**Task details:** Every line that contains the word "durch" should be copied out.

[Recorded data]
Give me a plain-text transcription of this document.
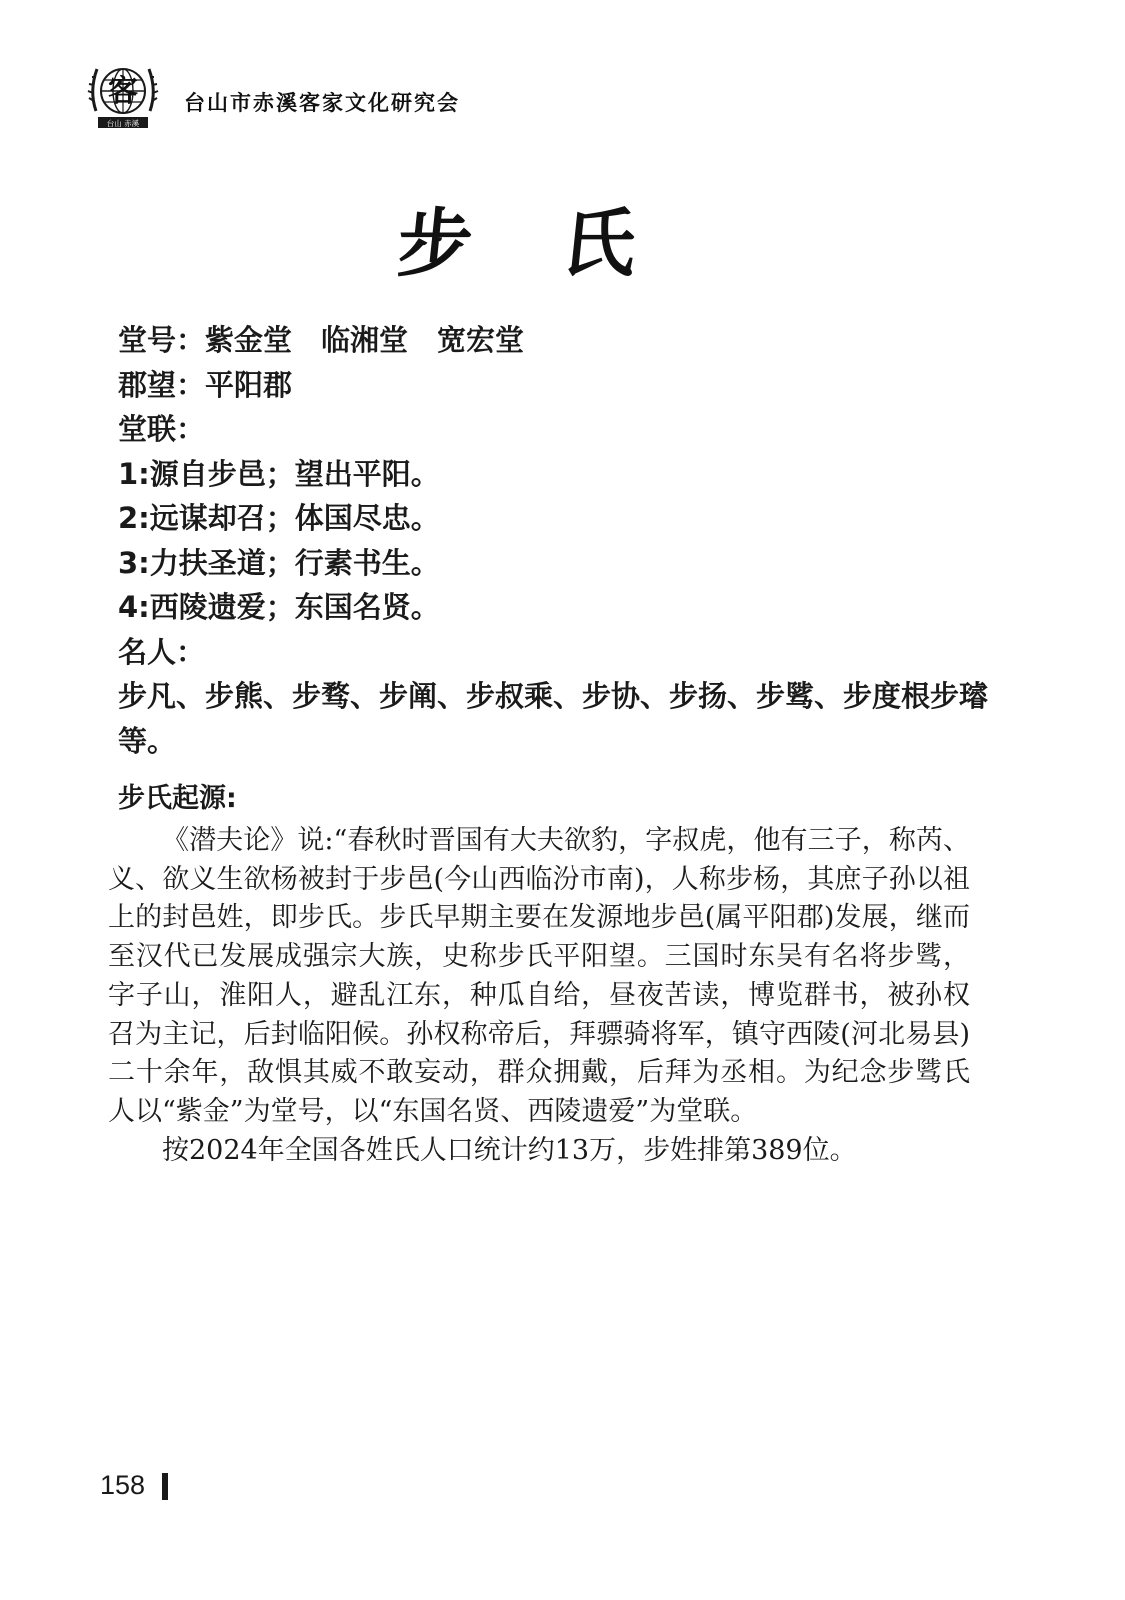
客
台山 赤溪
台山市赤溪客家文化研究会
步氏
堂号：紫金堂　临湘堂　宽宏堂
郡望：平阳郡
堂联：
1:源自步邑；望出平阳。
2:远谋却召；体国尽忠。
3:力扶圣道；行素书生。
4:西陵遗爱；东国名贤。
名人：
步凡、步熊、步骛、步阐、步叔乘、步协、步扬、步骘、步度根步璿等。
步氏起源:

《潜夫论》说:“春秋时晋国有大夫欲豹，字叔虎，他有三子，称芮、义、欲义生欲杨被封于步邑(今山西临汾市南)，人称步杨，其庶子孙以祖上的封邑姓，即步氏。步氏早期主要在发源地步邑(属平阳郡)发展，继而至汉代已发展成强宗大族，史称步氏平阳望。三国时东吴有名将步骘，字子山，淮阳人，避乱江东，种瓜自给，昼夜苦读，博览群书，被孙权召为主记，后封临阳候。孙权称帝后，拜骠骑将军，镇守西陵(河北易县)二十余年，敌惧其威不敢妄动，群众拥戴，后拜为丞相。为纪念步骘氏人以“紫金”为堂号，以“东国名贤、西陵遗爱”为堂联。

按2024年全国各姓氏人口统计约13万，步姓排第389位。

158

==

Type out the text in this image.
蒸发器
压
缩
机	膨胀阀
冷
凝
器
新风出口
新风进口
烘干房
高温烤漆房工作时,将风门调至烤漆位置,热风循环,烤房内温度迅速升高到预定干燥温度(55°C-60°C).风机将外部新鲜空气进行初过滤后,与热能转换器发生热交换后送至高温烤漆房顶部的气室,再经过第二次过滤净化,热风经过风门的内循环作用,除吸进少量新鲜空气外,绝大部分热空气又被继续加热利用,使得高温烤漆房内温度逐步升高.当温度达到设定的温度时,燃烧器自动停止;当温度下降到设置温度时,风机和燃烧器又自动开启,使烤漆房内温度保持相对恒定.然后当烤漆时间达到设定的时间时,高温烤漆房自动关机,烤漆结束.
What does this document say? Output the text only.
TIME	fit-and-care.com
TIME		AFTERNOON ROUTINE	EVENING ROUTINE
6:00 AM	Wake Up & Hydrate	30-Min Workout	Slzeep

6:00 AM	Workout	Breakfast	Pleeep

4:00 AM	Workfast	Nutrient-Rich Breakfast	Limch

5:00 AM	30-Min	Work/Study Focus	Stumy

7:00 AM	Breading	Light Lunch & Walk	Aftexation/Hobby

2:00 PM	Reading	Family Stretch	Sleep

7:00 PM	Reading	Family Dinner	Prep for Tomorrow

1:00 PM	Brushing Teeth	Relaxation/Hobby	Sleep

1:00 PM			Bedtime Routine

* * *

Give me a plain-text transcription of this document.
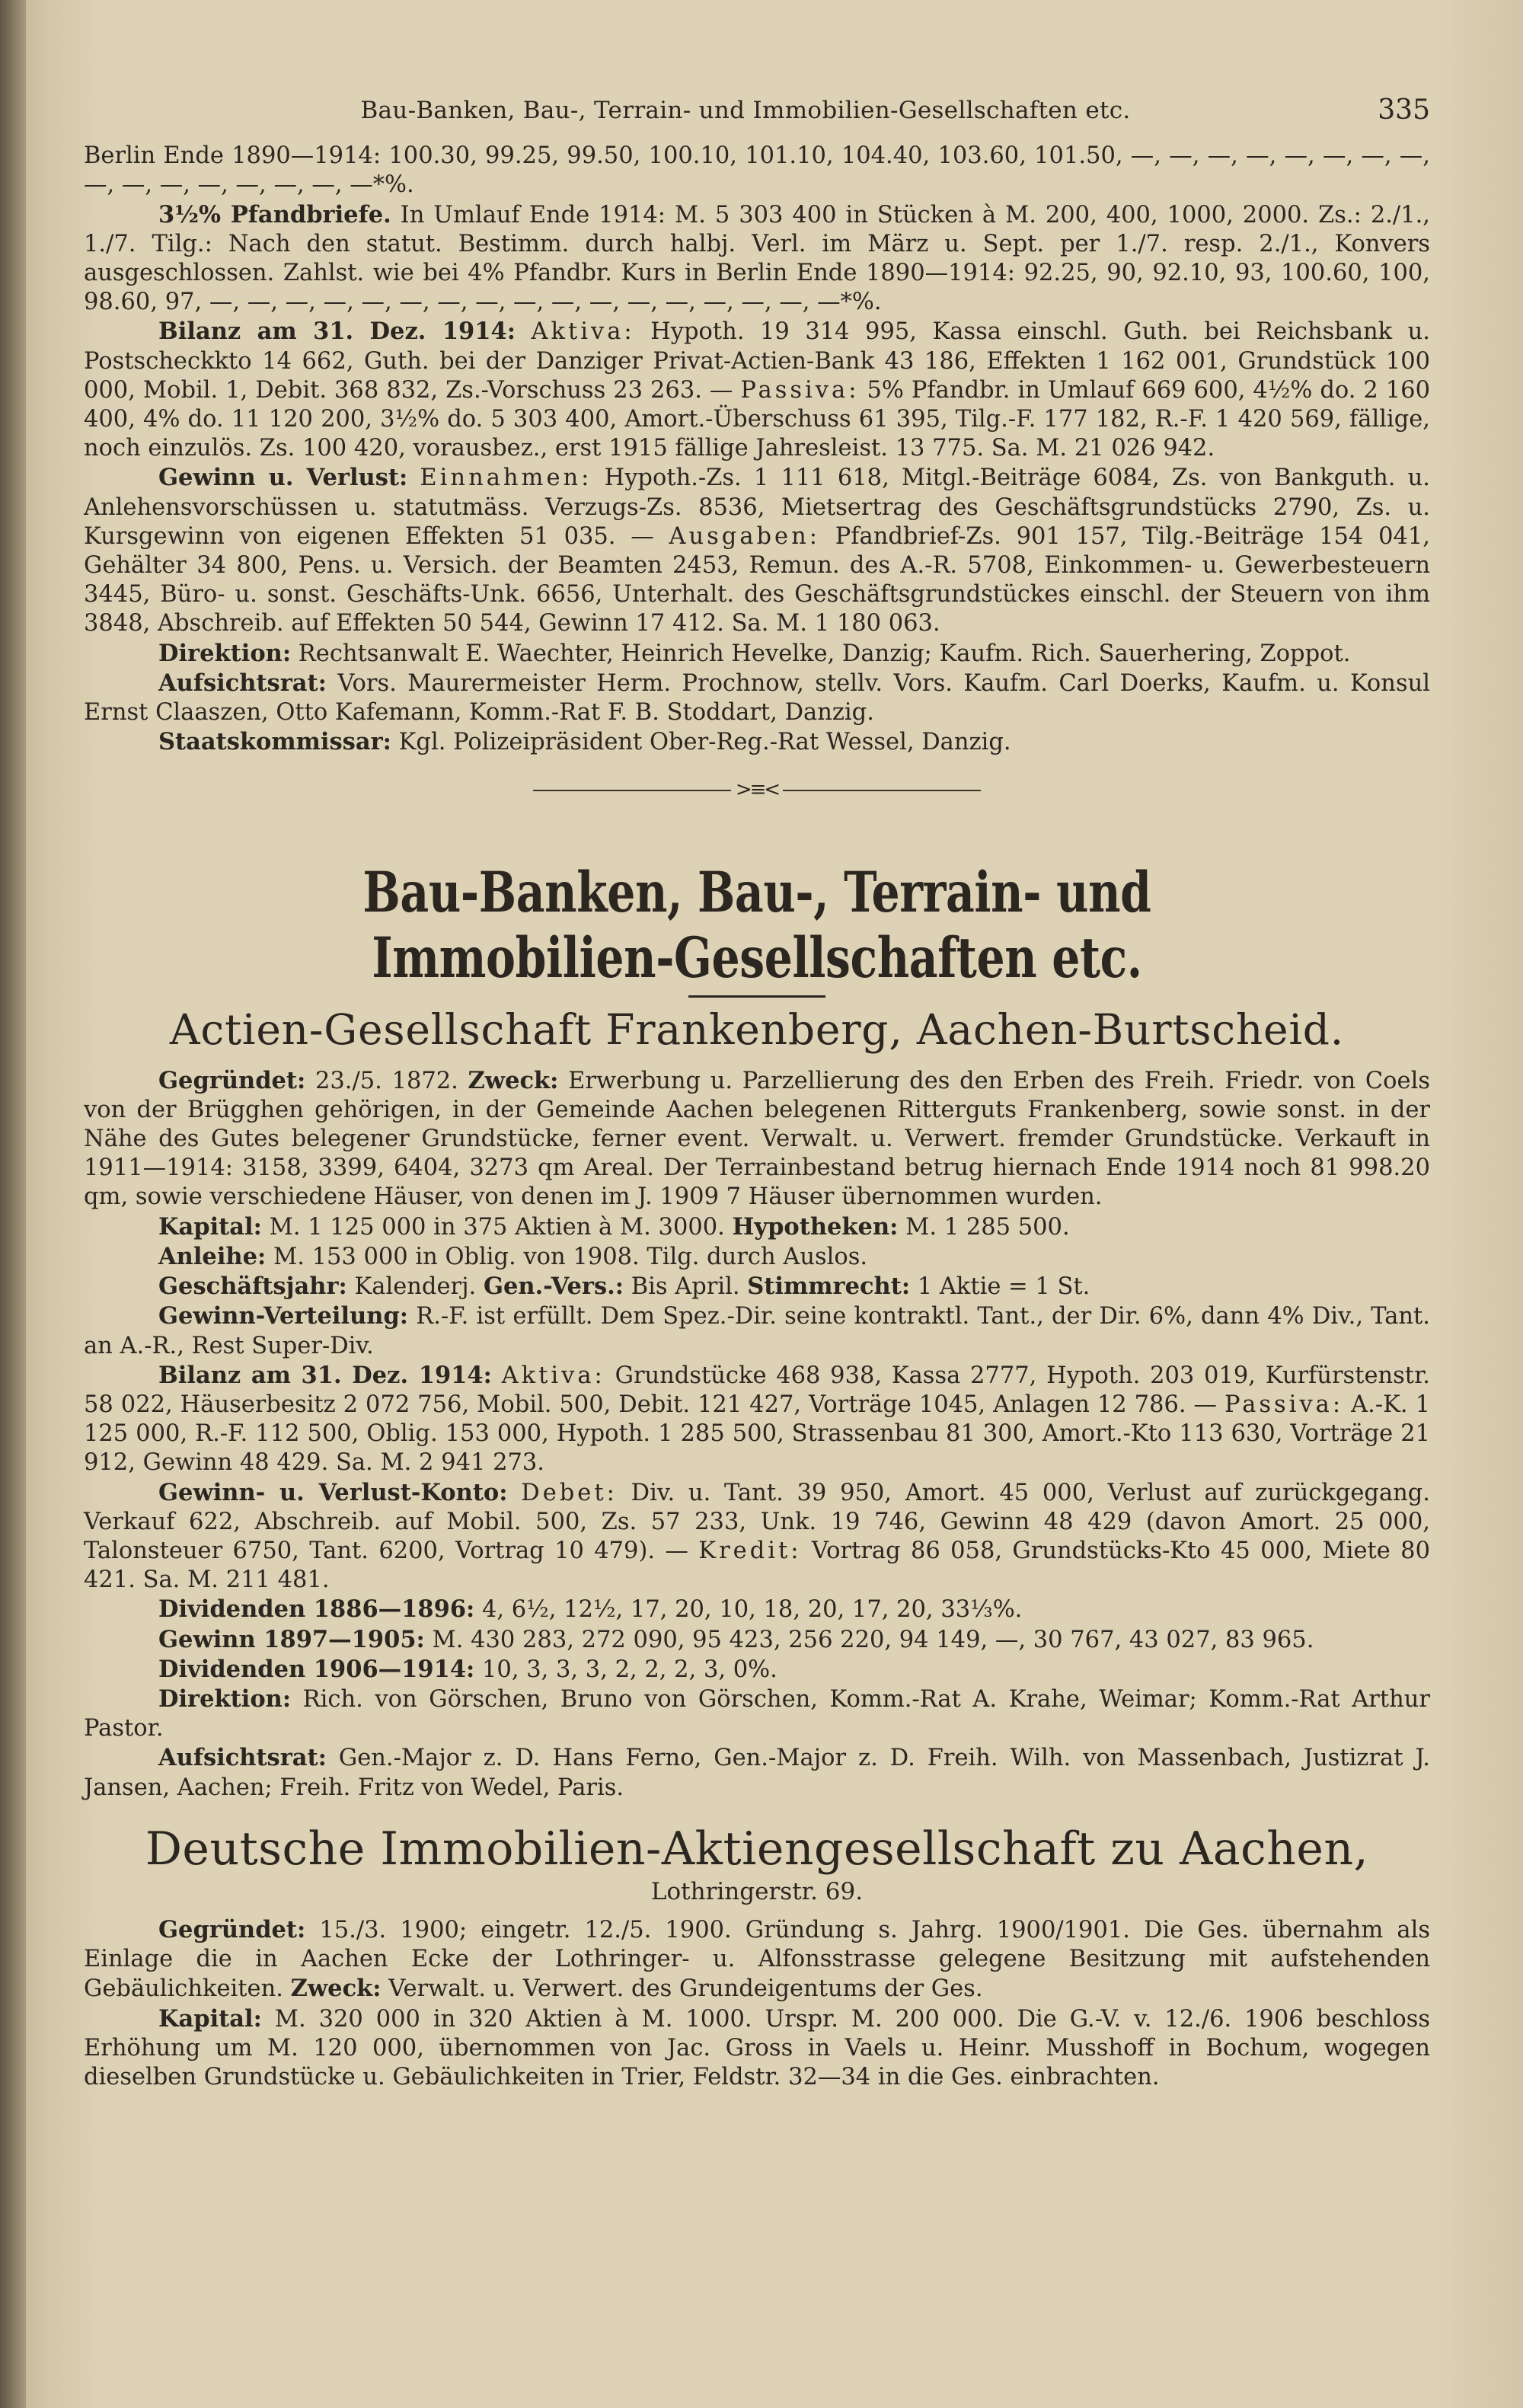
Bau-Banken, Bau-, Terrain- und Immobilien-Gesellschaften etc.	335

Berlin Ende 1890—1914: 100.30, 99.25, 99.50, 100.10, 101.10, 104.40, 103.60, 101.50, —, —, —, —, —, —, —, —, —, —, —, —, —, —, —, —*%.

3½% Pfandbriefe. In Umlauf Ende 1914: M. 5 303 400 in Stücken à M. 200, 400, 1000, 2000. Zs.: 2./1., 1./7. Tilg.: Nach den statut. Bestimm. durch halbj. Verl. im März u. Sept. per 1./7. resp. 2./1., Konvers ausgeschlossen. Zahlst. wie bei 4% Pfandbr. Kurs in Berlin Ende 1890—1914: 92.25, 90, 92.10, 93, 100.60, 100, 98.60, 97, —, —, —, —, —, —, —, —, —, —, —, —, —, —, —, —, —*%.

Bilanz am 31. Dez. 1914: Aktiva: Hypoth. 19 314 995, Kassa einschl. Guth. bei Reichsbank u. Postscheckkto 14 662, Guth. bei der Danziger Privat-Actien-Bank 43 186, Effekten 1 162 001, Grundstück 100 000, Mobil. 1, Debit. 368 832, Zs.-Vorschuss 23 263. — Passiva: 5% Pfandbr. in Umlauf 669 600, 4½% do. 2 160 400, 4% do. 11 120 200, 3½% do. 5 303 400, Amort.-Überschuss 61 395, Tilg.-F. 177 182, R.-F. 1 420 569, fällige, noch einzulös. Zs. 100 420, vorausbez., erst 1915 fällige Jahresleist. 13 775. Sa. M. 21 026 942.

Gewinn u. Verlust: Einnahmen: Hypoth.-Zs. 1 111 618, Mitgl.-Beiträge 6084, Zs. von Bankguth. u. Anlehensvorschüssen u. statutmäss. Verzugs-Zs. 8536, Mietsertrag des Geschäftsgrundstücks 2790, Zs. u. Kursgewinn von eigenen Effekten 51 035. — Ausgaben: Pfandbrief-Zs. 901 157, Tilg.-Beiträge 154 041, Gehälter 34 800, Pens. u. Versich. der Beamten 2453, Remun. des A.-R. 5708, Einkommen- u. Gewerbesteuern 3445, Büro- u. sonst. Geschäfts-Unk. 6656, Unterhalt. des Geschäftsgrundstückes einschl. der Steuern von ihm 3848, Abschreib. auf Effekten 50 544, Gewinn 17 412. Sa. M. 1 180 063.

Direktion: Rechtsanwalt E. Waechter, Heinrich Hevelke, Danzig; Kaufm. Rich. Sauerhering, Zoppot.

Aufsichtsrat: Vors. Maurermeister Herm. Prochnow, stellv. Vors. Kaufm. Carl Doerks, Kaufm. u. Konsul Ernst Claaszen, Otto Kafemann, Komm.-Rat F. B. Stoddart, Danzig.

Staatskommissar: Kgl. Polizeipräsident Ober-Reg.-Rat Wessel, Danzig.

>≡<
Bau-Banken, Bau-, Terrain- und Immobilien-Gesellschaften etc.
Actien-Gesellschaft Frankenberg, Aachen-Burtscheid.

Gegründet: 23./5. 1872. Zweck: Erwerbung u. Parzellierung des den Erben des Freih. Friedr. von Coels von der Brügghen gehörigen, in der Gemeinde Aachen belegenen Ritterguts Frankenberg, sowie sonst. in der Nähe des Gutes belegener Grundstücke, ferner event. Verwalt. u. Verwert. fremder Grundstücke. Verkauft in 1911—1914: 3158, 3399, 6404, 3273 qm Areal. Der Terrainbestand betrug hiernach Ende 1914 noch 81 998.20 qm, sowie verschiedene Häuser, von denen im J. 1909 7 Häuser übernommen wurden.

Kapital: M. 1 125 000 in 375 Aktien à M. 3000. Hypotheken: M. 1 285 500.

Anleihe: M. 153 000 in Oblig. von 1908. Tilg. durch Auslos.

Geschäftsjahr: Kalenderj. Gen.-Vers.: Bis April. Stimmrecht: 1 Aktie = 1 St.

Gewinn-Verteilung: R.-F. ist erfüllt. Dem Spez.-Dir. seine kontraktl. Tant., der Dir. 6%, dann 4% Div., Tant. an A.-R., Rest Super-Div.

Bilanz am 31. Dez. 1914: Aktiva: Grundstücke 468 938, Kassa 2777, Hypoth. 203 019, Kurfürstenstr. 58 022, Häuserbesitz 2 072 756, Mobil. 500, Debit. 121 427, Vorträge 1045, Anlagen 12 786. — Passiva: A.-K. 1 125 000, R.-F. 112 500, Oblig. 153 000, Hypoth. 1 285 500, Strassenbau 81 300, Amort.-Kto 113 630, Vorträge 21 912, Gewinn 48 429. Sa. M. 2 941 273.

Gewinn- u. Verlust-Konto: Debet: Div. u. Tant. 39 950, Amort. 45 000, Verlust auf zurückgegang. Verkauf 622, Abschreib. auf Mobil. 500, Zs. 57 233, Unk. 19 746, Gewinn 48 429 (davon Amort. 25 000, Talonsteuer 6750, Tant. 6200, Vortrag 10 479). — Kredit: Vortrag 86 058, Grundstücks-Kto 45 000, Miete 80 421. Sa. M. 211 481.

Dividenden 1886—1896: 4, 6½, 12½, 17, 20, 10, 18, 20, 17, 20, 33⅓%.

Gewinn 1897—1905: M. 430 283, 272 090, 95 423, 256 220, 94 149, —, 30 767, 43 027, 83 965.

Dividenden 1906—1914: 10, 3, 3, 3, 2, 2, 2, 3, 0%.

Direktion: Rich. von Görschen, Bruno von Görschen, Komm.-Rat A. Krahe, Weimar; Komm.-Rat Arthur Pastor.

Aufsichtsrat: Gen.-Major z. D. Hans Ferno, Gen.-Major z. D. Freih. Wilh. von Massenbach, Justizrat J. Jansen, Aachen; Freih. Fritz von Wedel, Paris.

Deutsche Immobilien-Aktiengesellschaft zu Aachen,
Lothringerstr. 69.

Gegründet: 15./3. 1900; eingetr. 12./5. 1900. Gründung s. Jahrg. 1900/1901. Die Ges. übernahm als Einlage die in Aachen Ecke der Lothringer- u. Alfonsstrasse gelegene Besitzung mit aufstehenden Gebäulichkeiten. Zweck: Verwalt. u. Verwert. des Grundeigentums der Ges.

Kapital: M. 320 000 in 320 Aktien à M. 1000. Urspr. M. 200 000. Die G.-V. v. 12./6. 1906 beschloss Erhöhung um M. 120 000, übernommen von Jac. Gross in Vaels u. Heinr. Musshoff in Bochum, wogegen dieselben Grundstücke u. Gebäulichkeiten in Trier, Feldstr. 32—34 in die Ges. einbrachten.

**Result of the task:**
3½% Pfandbriefe. In Umlauf Ende 1914: M. 5 303 400 in Stücken à M. 200, 400, 1000, 2000. Zs.: 2./1., 1./7. Tilg.: Nach den statut. Bestimm. durch halbj. Verl. im März u. Sept. per 1./7. resp. 2./1., Konvers ausgeschlossen. Zahlst. wie bei 4% Pfandbr. Kurs in Berlin Ende 1890—1914: 92.25, 90, 92.10, 93, 100.60, 100, 98.60, 97, —, —, —, —, —, —, —, —, —, —, —, —, —, —, —, —, —*%.
Anleihe: M. 153 000 in Oblig. von 1908. Tilg. durch Auslos.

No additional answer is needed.